- Exercise objective -
Every entry below should be transcribed exactly; pictures stay out of the copy.

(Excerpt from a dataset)
┌──

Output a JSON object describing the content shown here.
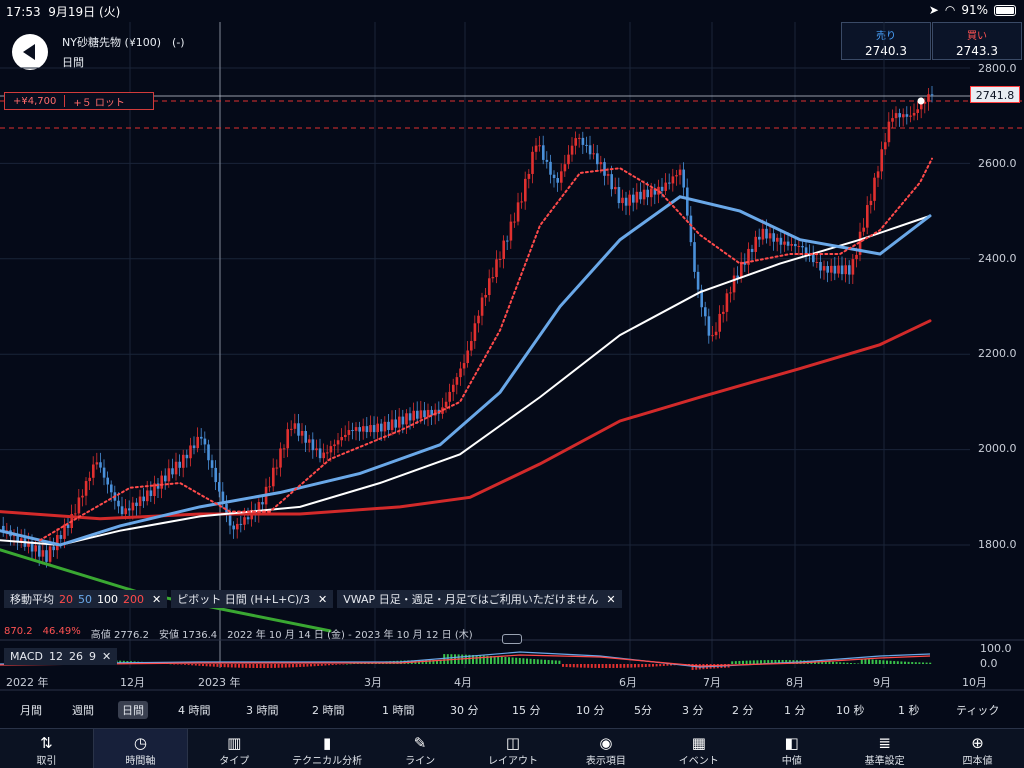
{
  "status": {
    "time": "17:53",
    "date": "9月19日 (火)",
    "battery": "91%"
  },
  "header": {
    "title": "NY砂糖先物 (¥100)　(-)",
    "subtitle": "日間"
  },
  "quotes": {
    "sell_label": "売り",
    "sell_value": "2740.3",
    "buy_label": "買い",
    "buy_value": "2743.3"
  },
  "position": {
    "pnl": "+¥4,700",
    "lots": "+５ ロット"
  },
  "price_axis": {
    "ticks": [
      "2800.0",
      "2600.0",
      "2400.0",
      "2200.0",
      "2000.0",
      "1800.0"
    ],
    "current": "2741.8"
  },
  "legend": {
    "ma_label": "移動平均",
    "ma_20": "20",
    "ma_50": "50",
    "ma_100": "100",
    "ma_200": "200",
    "pivot": "ピボット  日間  (H+L+C)/3",
    "vwap": "VWAP  日足・週足・月足ではご利用いただけません",
    "close_glyph": "✕"
  },
  "info": {
    "left_value": "870.2",
    "left_pct": "46.49%",
    "high": "高値 2776.2",
    "low": "安値 1736.4",
    "range": "2022 年 10 月 14 日 (金) - 2023 年 10 月 12 日 (木)"
  },
  "macd": {
    "label": "MACD",
    "p1": "12",
    "p2": "26",
    "p3": "9",
    "ticks": [
      "100.0",
      "0.0"
    ]
  },
  "date_axis": [
    "2022 年",
    "12月",
    "2023 年",
    "3月",
    "4月",
    "6月",
    "7月",
    "8月",
    "9月",
    "10月"
  ],
  "timeframes": [
    "月間",
    "週間",
    "日間",
    "4 時間",
    "3 時間",
    "2 時間",
    "1 時間",
    "30 分",
    "15 分",
    "10 分",
    "5分",
    "3 分",
    "2 分",
    "1 分",
    "10 秒",
    "1 秒",
    "ティック"
  ],
  "toolbar": [
    {
      "label": "取引",
      "icon": "⇅"
    },
    {
      "label": "時間軸",
      "icon": "◷"
    },
    {
      "label": "タイプ",
      "icon": "▥"
    },
    {
      "label": "テクニカル分析",
      "icon": "▮"
    },
    {
      "label": "ライン",
      "icon": "✎"
    },
    {
      "label": "レイアウト",
      "icon": "◫"
    },
    {
      "label": "表示項目",
      "icon": "◉"
    },
    {
      "label": "イベント",
      "icon": "▦"
    },
    {
      "label": "中値",
      "icon": "◧"
    },
    {
      "label": "基準設定",
      "icon": "≣"
    },
    {
      "label": "四本値",
      "icon": "⊕"
    }
  ],
  "colors": {
    "bg": "#050a18",
    "up": "#e0302f",
    "down": "#4a90d9",
    "ma20": "#ff4a4a",
    "ma50": "#6aa8e8",
    "ma100": "#ffffff",
    "ma200": "#d22a2a",
    "pivot": "#3aa832"
  }
}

└──

- Solution for this exercise -
Output a JSON object describing the content shown here.
{
  "status": {
    "time": "17:53",
    "date": "9月19日 (火)",
    "battery": "91%"
  },
  "header": {
    "title": "NY砂糖先物 (¥100)　(-)",
    "subtitle": "日間"
  },
  "quotes": {
    "sell_label": "売り",
    "sell_value": "2740.3",
    "buy_label": "買い",
    "buy_value": "2743.3"
  },
  "position": {
    "pnl": "+¥4,700",
    "lots": "+５ ロット"
  },
  "price_axis": {
    "ticks": [
      "2800.0",
      "2600.0",
      "2400.0",
      "2200.0",
      "2000.0",
      "1800.0"
    ],
    "current": "2741.8"
  },
  "legend": {
    "ma_label": "移動平均",
    "ma_20": "20",
    "ma_50": "50",
    "ma_100": "100",
    "ma_200": "200",
    "pivot": "ピボット  日間  (H+L+C)/3",
    "vwap": "VWAP  日足・週足・月足ではご利用いただけません",
    "close_glyph": "✕"
  },
  "info": {
    "left_value": "870.2",
    "left_pct": "46.49%",
    "high": "高値 2776.2",
    "low": "安値 1736.4",
    "range": "2022 年 10 月 14 日 (金) - 2023 年 10 月 12 日 (木)"
  },
  "macd": {
    "label": "MACD",
    "p1": "12",
    "p2": "26",
    "p3": "9",
    "ticks": [
      "100.0",
      "0.0"
    ]
  },
  "date_axis": [
    "2022 年",
    "12月",
    "2023 年",
    "3月",
    "4月",
    "6月",
    "7月",
    "8月",
    "9月",
    "10月"
  ],
  "timeframes": [
    "月間",
    "週間",
    "日間",
    "4 時間",
    "3 時間",
    "2 時間",
    "1 時間",
    "30 分",
    "15 分",
    "10 分",
    "5分",
    "3 分",
    "2 分",
    "1 分",
    "10 秒",
    "1 秒",
    "ティック"
  ],
  "toolbar": [
    {
      "label": "取引",
      "icon": "⇅"
    },
    {
      "label": "時間軸",
      "icon": "◷"
    },
    {
      "label": "タイプ",
      "icon": "▥"
    },
    {
      "label": "テクニカル分析",
      "icon": "▮"
    },
    {
      "label": "ライン",
      "icon": "✎"
    },
    {
      "label": "レイアウト",
      "icon": "◫"
    },
    {
      "label": "表示項目",
      "icon": "◉"
    },
    {
      "label": "イベント",
      "icon": "▦"
    },
    {
      "label": "中値",
      "icon": "◧"
    },
    {
      "label": "基準設定",
      "icon": "≣"
    },
    {
      "label": "四本値",
      "icon": "⊕"
    }
  ],
  "colors": {
    "bg": "#050a18",
    "up": "#e0302f",
    "down": "#4a90d9",
    "ma20": "#ff4a4a",
    "ma50": "#6aa8e8",
    "ma100": "#ffffff",
    "ma200": "#d22a2a",
    "pivot": "#3aa832"
  }
}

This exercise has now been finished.